▶ [Figure collection entries]
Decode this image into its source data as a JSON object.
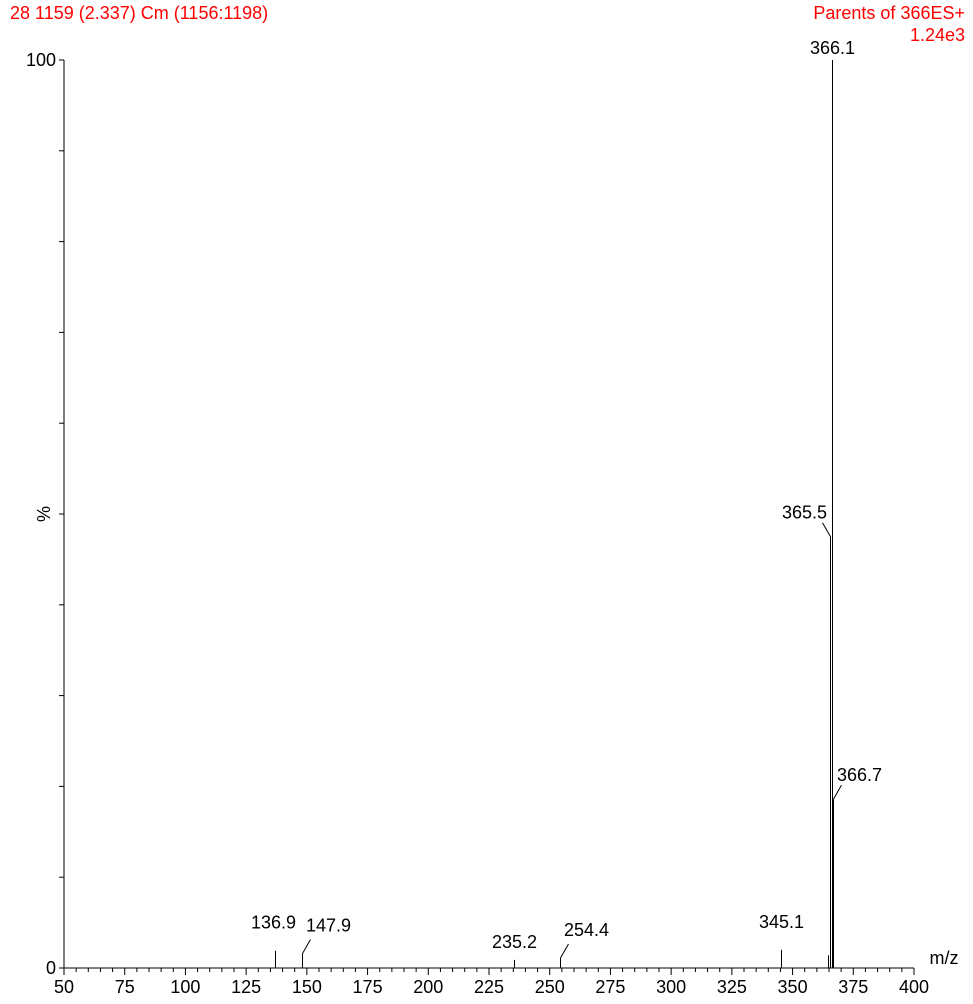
{
  "header": {
    "left_text": "28 1159 (2.337) Cm (1156:1198)",
    "right_text": "Parents of 366ES+",
    "intensity_scale": "1.24e3",
    "text_color": "#ff0000"
  },
  "chart_data": {
    "type": "bar",
    "title": "",
    "xlabel": "m/z",
    "ylabel": "%",
    "xlim": [
      50,
      400
    ],
    "ylim": [
      0,
      100
    ],
    "x_ticks": [
      50,
      75,
      100,
      125,
      150,
      175,
      200,
      225,
      250,
      275,
      300,
      325,
      350,
      375,
      400
    ],
    "y_tick_labels": [
      "0",
      "100"
    ],
    "grid": false,
    "peaks": [
      {
        "mz": 136.9,
        "intensity": 1.9,
        "label": "136.9"
      },
      {
        "mz": 147.9,
        "intensity": 1.6,
        "label": "147.9"
      },
      {
        "mz": 235.2,
        "intensity": 0.9,
        "label": "235.2"
      },
      {
        "mz": 254.4,
        "intensity": 1.1,
        "label": "254.4"
      },
      {
        "mz": 345.1,
        "intensity": 2.0,
        "label": "345.1"
      },
      {
        "mz": 364.6,
        "intensity": 1.4,
        "label": ""
      },
      {
        "mz": 365.5,
        "intensity": 47.5,
        "label": "365.5"
      },
      {
        "mz": 366.1,
        "intensity": 100,
        "label": "366.1"
      },
      {
        "mz": 366.7,
        "intensity": 18.6,
        "label": "366.7"
      }
    ]
  }
}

▶ [WRITTEN TASK]
Repeat the material above verbatim. Leave the pictures behind.

▶ [RESULT]
Decode this image into its source data as a JSON object.
{
  "header": {
    "left_text": "28 1159 (2.337) Cm (1156:1198)",
    "right_text": "Parents of 366ES+",
    "intensity_scale": "1.24e3",
    "text_color": "#ff0000"
  },
  "chart_data": {
    "type": "bar",
    "title": "",
    "xlabel": "m/z",
    "ylabel": "%",
    "xlim": [
      50,
      400
    ],
    "ylim": [
      0,
      100
    ],
    "x_ticks": [
      50,
      75,
      100,
      125,
      150,
      175,
      200,
      225,
      250,
      275,
      300,
      325,
      350,
      375,
      400
    ],
    "y_tick_labels": [
      "0",
      "100"
    ],
    "grid": false,
    "peaks": [
      {
        "mz": 136.9,
        "intensity": 1.9,
        "label": "136.9"
      },
      {
        "mz": 147.9,
        "intensity": 1.6,
        "label": "147.9"
      },
      {
        "mz": 235.2,
        "intensity": 0.9,
        "label": "235.2"
      },
      {
        "mz": 254.4,
        "intensity": 1.1,
        "label": "254.4"
      },
      {
        "mz": 345.1,
        "intensity": 2.0,
        "label": "345.1"
      },
      {
        "mz": 364.6,
        "intensity": 1.4,
        "label": ""
      },
      {
        "mz": 365.5,
        "intensity": 47.5,
        "label": "365.5"
      },
      {
        "mz": 366.1,
        "intensity": 100,
        "label": "366.1"
      },
      {
        "mz": 366.7,
        "intensity": 18.6,
        "label": "366.7"
      }
    ]
  }
}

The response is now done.